Data records:
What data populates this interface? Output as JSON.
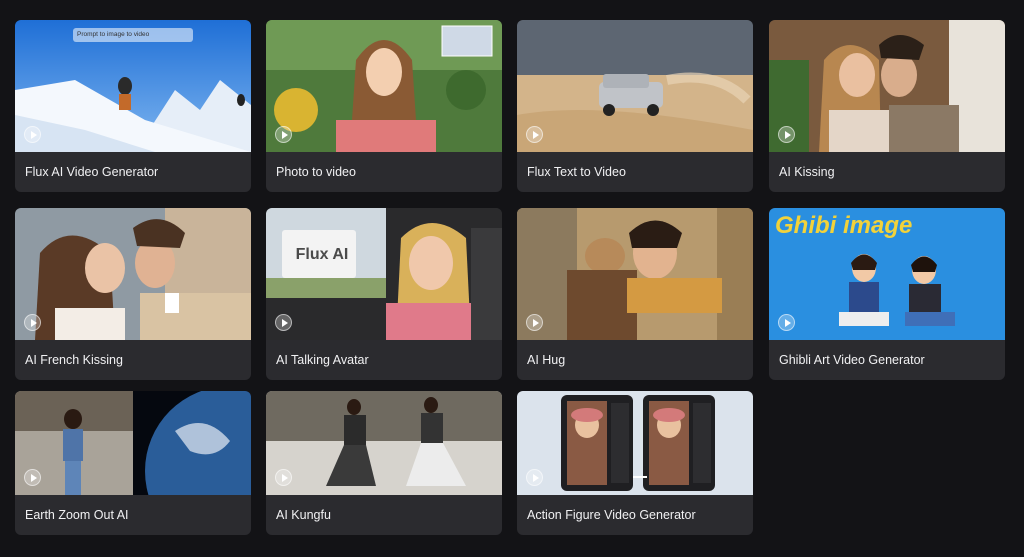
{
  "cards": [
    {
      "title": "Flux AI Video Generator",
      "overlay": "Prompt to image to video"
    },
    {
      "title": "Photo to video"
    },
    {
      "title": "Flux Text to Video"
    },
    {
      "title": "AI Kissing"
    },
    {
      "title": "AI French Kissing"
    },
    {
      "title": "AI Talking Avatar",
      "overlay": "Flux AI"
    },
    {
      "title": "AI Hug"
    },
    {
      "title": "Ghibli Art Video Generator",
      "overlay": "Ghibi image"
    },
    {
      "title": "Earth Zoom Out AI"
    },
    {
      "title": "AI Kungfu"
    },
    {
      "title": "Action Figure Video Generator"
    }
  ],
  "colors": {
    "background": "#131316",
    "card": "#2b2b2f",
    "label": "#f1f1f3"
  }
}
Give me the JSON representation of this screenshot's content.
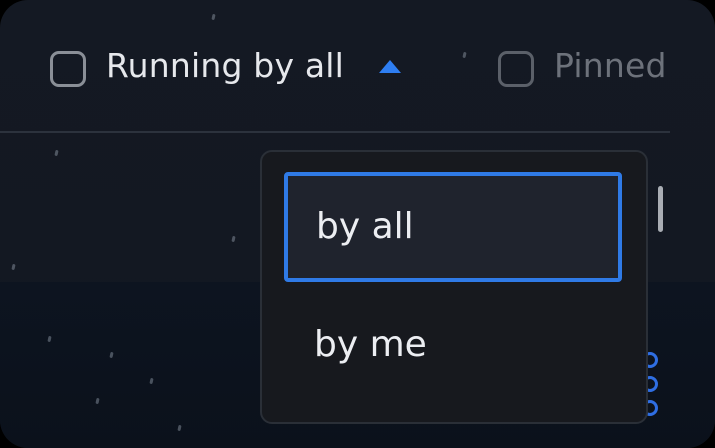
{
  "filter_bar": {
    "running": {
      "label": "Running by all",
      "checked": false
    },
    "sort_caret_icon": "caret-up-icon",
    "pinned": {
      "label": "Pinned",
      "checked": false
    }
  },
  "dropdown": {
    "options": [
      {
        "label": "by all",
        "selected": true
      },
      {
        "label": "by me",
        "selected": false
      }
    ]
  },
  "icons": {
    "more": "more-vertical-icon"
  },
  "colors": {
    "accent": "#2f7ae6",
    "background": "#141923",
    "dropdown_bg": "#17191e",
    "text_primary": "#e6e8ec",
    "text_muted": "#6d727b"
  }
}
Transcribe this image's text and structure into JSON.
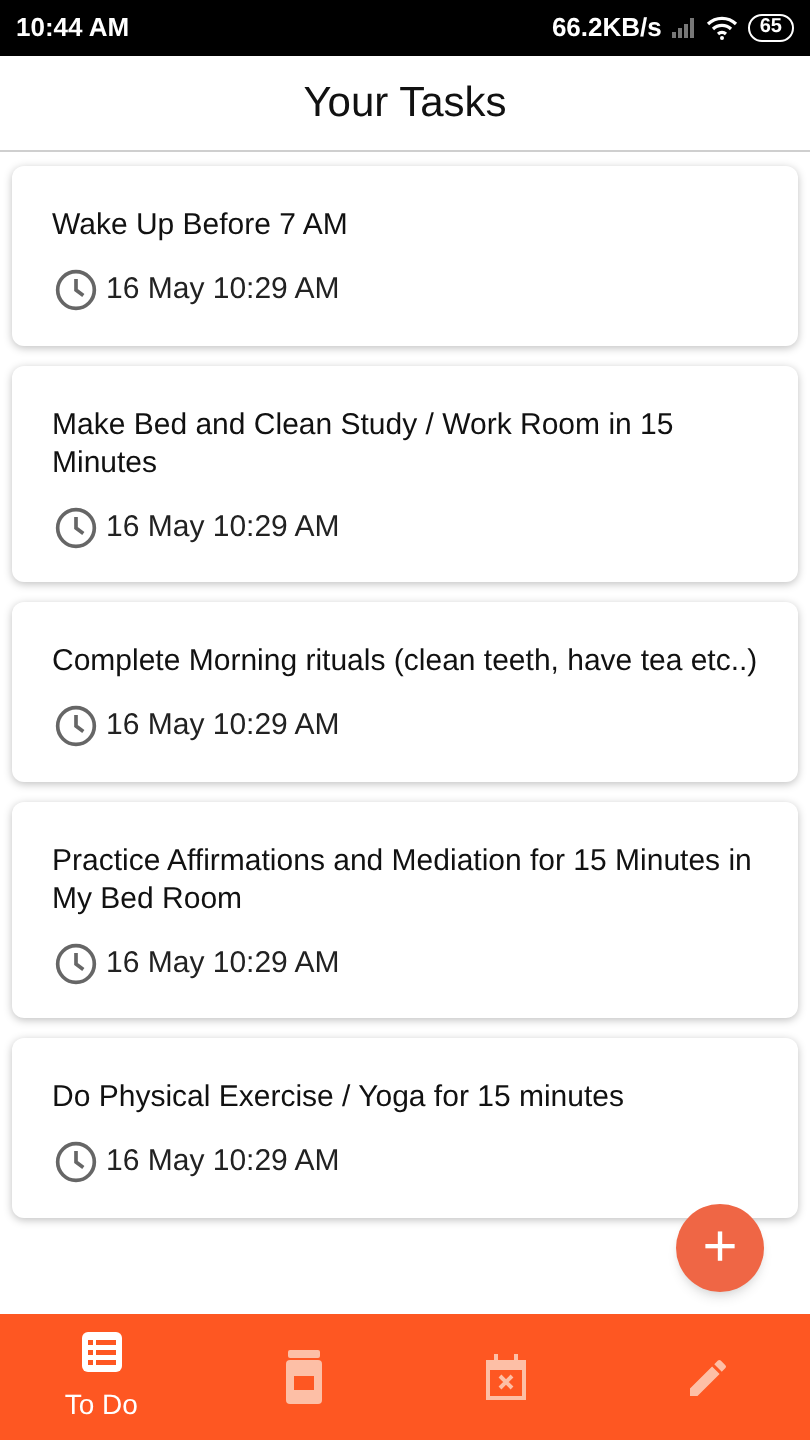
{
  "status_bar": {
    "time": "10:44 AM",
    "speed": "66.2KB/s",
    "battery": "65"
  },
  "header": {
    "title": "Your Tasks"
  },
  "tasks": [
    {
      "title": "Wake Up Before 7 AM",
      "time": "16 May 10:29 AM"
    },
    {
      "title": "Make Bed and Clean Study / Work Room in 15 Minutes",
      "time": "16 May 10:29 AM"
    },
    {
      "title": "Complete Morning rituals (clean teeth, have tea etc..)",
      "time": "16 May 10:29 AM"
    },
    {
      "title": "Practice Affirmations and Mediation for 15 Minutes in My Bed Room",
      "time": "16 May 10:29 AM"
    },
    {
      "title": "Do Physical Exercise / Yoga for 15 minutes",
      "time": "16 May 10:29 AM"
    }
  ],
  "fab": {
    "label": "+"
  },
  "bottom_nav": [
    {
      "kind": "list",
      "label": "To Do",
      "selected": true
    },
    {
      "kind": "jar",
      "selected": false
    },
    {
      "kind": "calendar",
      "selected": false
    },
    {
      "kind": "pencil",
      "selected": false
    }
  ]
}
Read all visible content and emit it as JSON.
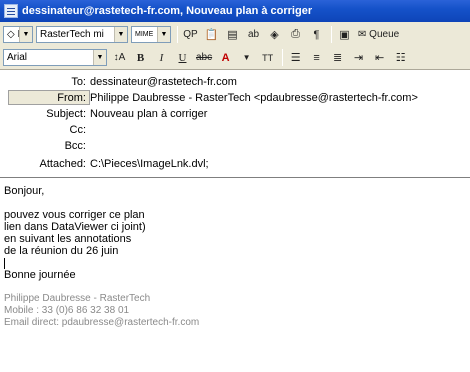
{
  "window": {
    "title": "dessinateur@rastetech-fr.com, Nouveau plan à corriger"
  },
  "toolbar1": {
    "style_combo": "RasterTech mi",
    "mime_combo": "MIME",
    "buttons": [
      "QP",
      "Queue"
    ]
  },
  "toolbar2": {
    "font_combo": "Arial",
    "bold": "B",
    "italic": "I",
    "underline": "U",
    "size_label": "A"
  },
  "header": {
    "to_label": "To:",
    "to_value": "dessinateur@rastetech-fr.com",
    "from_label": "From:",
    "from_value": "Philippe Daubresse - RasterTech <pdaubresse@rastertech-fr.com>",
    "subject_label": "Subject:",
    "subject_value": "Nouveau plan à corriger",
    "cc_label": "Cc:",
    "bcc_label": "Bcc:",
    "attached_label": "Attached:",
    "attached_value": "C:\\Pieces\\ImageLnk.dvl;"
  },
  "body": {
    "greeting": "Bonjour,",
    "lines": [
      "pouvez vous corriger ce plan",
      "lien dans DataViewer ci joint)",
      "en suivant les annotations",
      "de la réunion du 26 juin"
    ],
    "closing": "Bonne journée",
    "signature": [
      "Philippe Daubresse - RasterTech",
      "Mobile : 33 (0)6 86 32 38 01",
      "Email direct: pdaubresse@rastertech-fr.com"
    ]
  }
}
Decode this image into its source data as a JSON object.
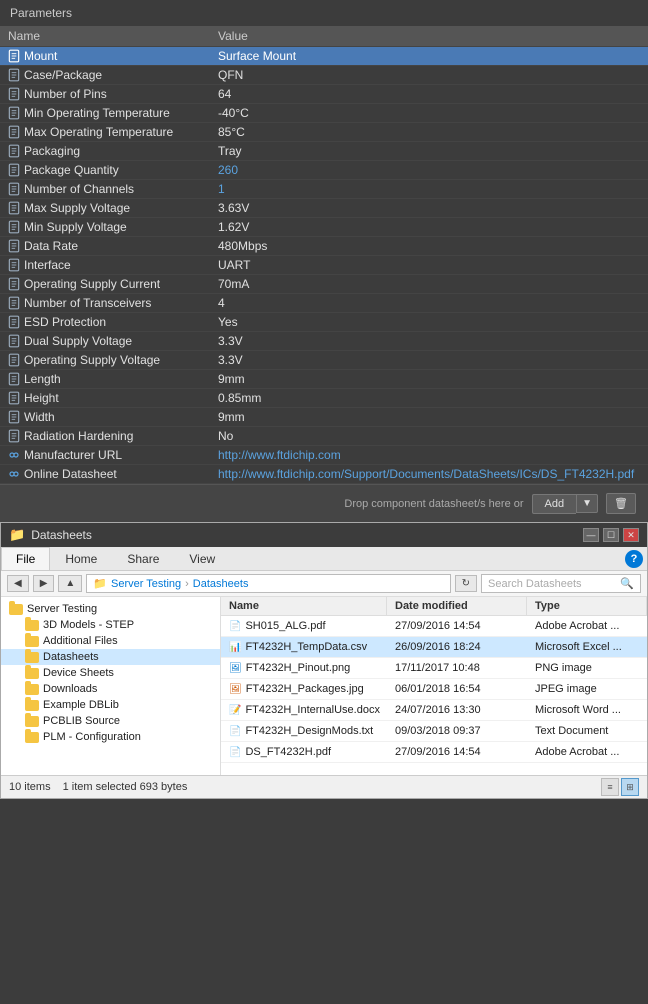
{
  "params": {
    "title": "Parameters",
    "columns": {
      "name": "Name",
      "value": "Value"
    },
    "rows": [
      {
        "name": "Mount",
        "value": "Surface Mount",
        "icon": "doc",
        "selected": true,
        "link": false
      },
      {
        "name": "Case/Package",
        "value": "QFN",
        "icon": "doc",
        "selected": false,
        "link": false
      },
      {
        "name": "Number of Pins",
        "value": "64",
        "icon": "doc",
        "selected": false,
        "link": false
      },
      {
        "name": "Min Operating Temperature",
        "value": "-40°C",
        "icon": "doc",
        "selected": false,
        "link": false
      },
      {
        "name": "Max Operating Temperature",
        "value": "85°C",
        "icon": "doc",
        "selected": false,
        "link": false
      },
      {
        "name": "Packaging",
        "value": "Tray",
        "icon": "doc",
        "selected": false,
        "link": false
      },
      {
        "name": "Package Quantity",
        "value": "260",
        "icon": "doc",
        "selected": false,
        "link": false,
        "valueColor": "accent"
      },
      {
        "name": "Number of Channels",
        "value": "1",
        "icon": "doc",
        "selected": false,
        "link": false,
        "valueColor": "accent"
      },
      {
        "name": "Max Supply Voltage",
        "value": "3.63V",
        "icon": "doc",
        "selected": false,
        "link": false
      },
      {
        "name": "Min Supply Voltage",
        "value": "1.62V",
        "icon": "doc",
        "selected": false,
        "link": false
      },
      {
        "name": "Data Rate",
        "value": "480Mbps",
        "icon": "doc",
        "selected": false,
        "link": false
      },
      {
        "name": "Interface",
        "value": "UART",
        "icon": "doc",
        "selected": false,
        "link": false
      },
      {
        "name": "Operating Supply Current",
        "value": "70mA",
        "icon": "doc",
        "selected": false,
        "link": false
      },
      {
        "name": "Number of Transceivers",
        "value": "4",
        "icon": "doc",
        "selected": false,
        "link": false
      },
      {
        "name": "ESD Protection",
        "value": "Yes",
        "icon": "doc",
        "selected": false,
        "link": false
      },
      {
        "name": "Dual Supply Voltage",
        "value": "3.3V",
        "icon": "doc",
        "selected": false,
        "link": false
      },
      {
        "name": "Operating Supply Voltage",
        "value": "3.3V",
        "icon": "doc",
        "selected": false,
        "link": false
      },
      {
        "name": "Length",
        "value": "9mm",
        "icon": "doc",
        "selected": false,
        "link": false
      },
      {
        "name": "Height",
        "value": "0.85mm",
        "icon": "doc",
        "selected": false,
        "link": false
      },
      {
        "name": "Width",
        "value": "9mm",
        "icon": "doc",
        "selected": false,
        "link": false
      },
      {
        "name": "Radiation Hardening",
        "value": "No",
        "icon": "doc",
        "selected": false,
        "link": false
      },
      {
        "name": "Manufacturer URL",
        "value": "http://www.ftdichip.com",
        "icon": "link",
        "selected": false,
        "link": true
      },
      {
        "name": "Online Datasheet",
        "value": "http://www.ftdichip.com/Support/Documents/DataSheets/ICs/DS_FT4232H.pdf",
        "icon": "link",
        "selected": false,
        "link": true
      }
    ]
  },
  "dropzone": {
    "text": "Drop component datasheet/s here or",
    "add_label": "Add",
    "delete_icon": "🗑"
  },
  "explorer": {
    "title": "Datasheets",
    "win_min": "—",
    "win_max": "☐",
    "win_close": "✕",
    "tabs": [
      {
        "label": "File",
        "active": true
      },
      {
        "label": "Home",
        "active": false
      },
      {
        "label": "Share",
        "active": false
      },
      {
        "label": "View",
        "active": false
      }
    ],
    "address": {
      "back": "←",
      "forward": "→",
      "up": "↑",
      "path_parts": [
        "Server Testing",
        "Datasheets"
      ],
      "search_placeholder": "Search Datasheets"
    },
    "tree": [
      {
        "label": "Server Testing",
        "indent": 0,
        "open": true
      },
      {
        "label": "3D Models - STEP",
        "indent": 1,
        "open": false
      },
      {
        "label": "Additional Files",
        "indent": 1,
        "open": false
      },
      {
        "label": "Datasheets",
        "indent": 1,
        "open": false,
        "selected": true
      },
      {
        "label": "Device Sheets",
        "indent": 1,
        "open": false
      },
      {
        "label": "Downloads",
        "indent": 1,
        "open": false
      },
      {
        "label": "Example DBLib",
        "indent": 1,
        "open": false
      },
      {
        "label": "PCBLIB Source",
        "indent": 1,
        "open": false
      },
      {
        "label": "PLM - Configuration",
        "indent": 1,
        "open": false
      }
    ],
    "file_columns": [
      "Name",
      "Date modified",
      "Type"
    ],
    "files": [
      {
        "name": "SH015_ALG.pdf",
        "date": "27/09/2016 14:54",
        "type": "Adobe Acrobat ...",
        "ext": "pdf",
        "selected": false,
        "partial": true
      },
      {
        "name": "FT4232H_TempData.csv",
        "date": "26/09/2016 18:24",
        "type": "Microsoft Excel ...",
        "ext": "csv",
        "selected": true
      },
      {
        "name": "FT4232H_Pinout.png",
        "date": "17/11/2017 10:48",
        "type": "PNG image",
        "ext": "png",
        "selected": false
      },
      {
        "name": "FT4232H_Packages.jpg",
        "date": "06/01/2018 16:54",
        "type": "JPEG image",
        "ext": "jpg",
        "selected": false
      },
      {
        "name": "FT4232H_InternalUse.docx",
        "date": "24/07/2016 13:30",
        "type": "Microsoft Word ...",
        "ext": "docx",
        "selected": false
      },
      {
        "name": "FT4232H_DesignMods.txt",
        "date": "09/03/2018 09:37",
        "type": "Text Document",
        "ext": "txt",
        "selected": false
      },
      {
        "name": "DS_FT4232H.pdf",
        "date": "27/09/2016 14:54",
        "type": "Adobe Acrobat ...",
        "ext": "pdf",
        "selected": false
      }
    ],
    "status": {
      "item_count": "10 items",
      "selection": "1 item selected",
      "size": "693 bytes"
    }
  }
}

Exercise. Using the records above, gather all lines where the string "Voltage" is present.

Problem solution.
        "name": "Max Supply Voltage",
        "name": "Min Supply Voltage",
        "name": "Dual Supply Voltage",
        "name": "Operating Supply Voltage",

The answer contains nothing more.